---------- Record extracts
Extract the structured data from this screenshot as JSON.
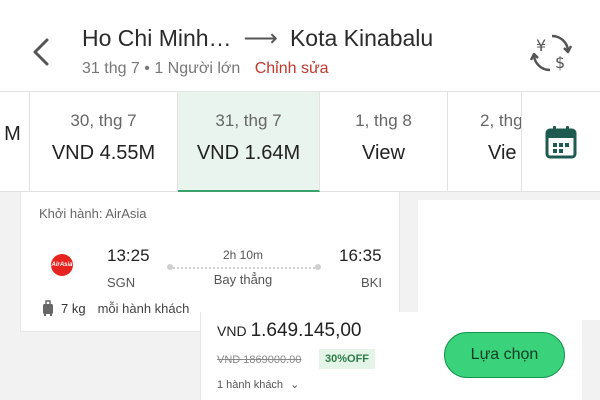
{
  "header": {
    "origin": "Ho Chi Minh…",
    "destination": "Kota Kinabalu",
    "date_pax": "31 thg 7 • 1 Người lớn",
    "edit_label": "Chỉnh sửa",
    "back_icon": "chevron-left-icon",
    "currency_icon": "currency-exchange-icon"
  },
  "dates": [
    {
      "date": "",
      "price": "M"
    },
    {
      "date": "30, thg 7",
      "price": "VND 4.55M"
    },
    {
      "date": "31, thg 7",
      "price": "VND 1.64M",
      "selected": true
    },
    {
      "date": "1, thg 8",
      "price": "View"
    },
    {
      "date": "2, thg",
      "price": "Vie"
    }
  ],
  "calendar_icon": "calendar-icon",
  "flight": {
    "departure_label": "Khởi hành: AirAsia",
    "airline_logo_text": "AirAsia",
    "dep_time": "13:25",
    "dep_code": "SGN",
    "arr_time": "16:35",
    "arr_code": "BKI",
    "duration": "2h 10m",
    "stops": "Bay thẳng",
    "baggage": "7 kg",
    "baggage_note": "mỗi hành khách"
  },
  "booking": {
    "currency": "VND",
    "price": "1.649.145,00",
    "old_price": "VND 1869000.00",
    "discount": "30%OFF",
    "passengers": "1 hành khách",
    "select_label": "Lựa chọn"
  },
  "colors": {
    "accent_green": "#3ad37b",
    "edit_red": "#c0392b",
    "selected_bg": "#e9f4ee",
    "icon_teal": "#1f5a50"
  }
}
--------------------
Exercise details =>
Every line in the data that holds "currency" should be copied out.

Solution for this task =>
    "currency_icon": "currency-exchange-icon"
    "currency": "VND",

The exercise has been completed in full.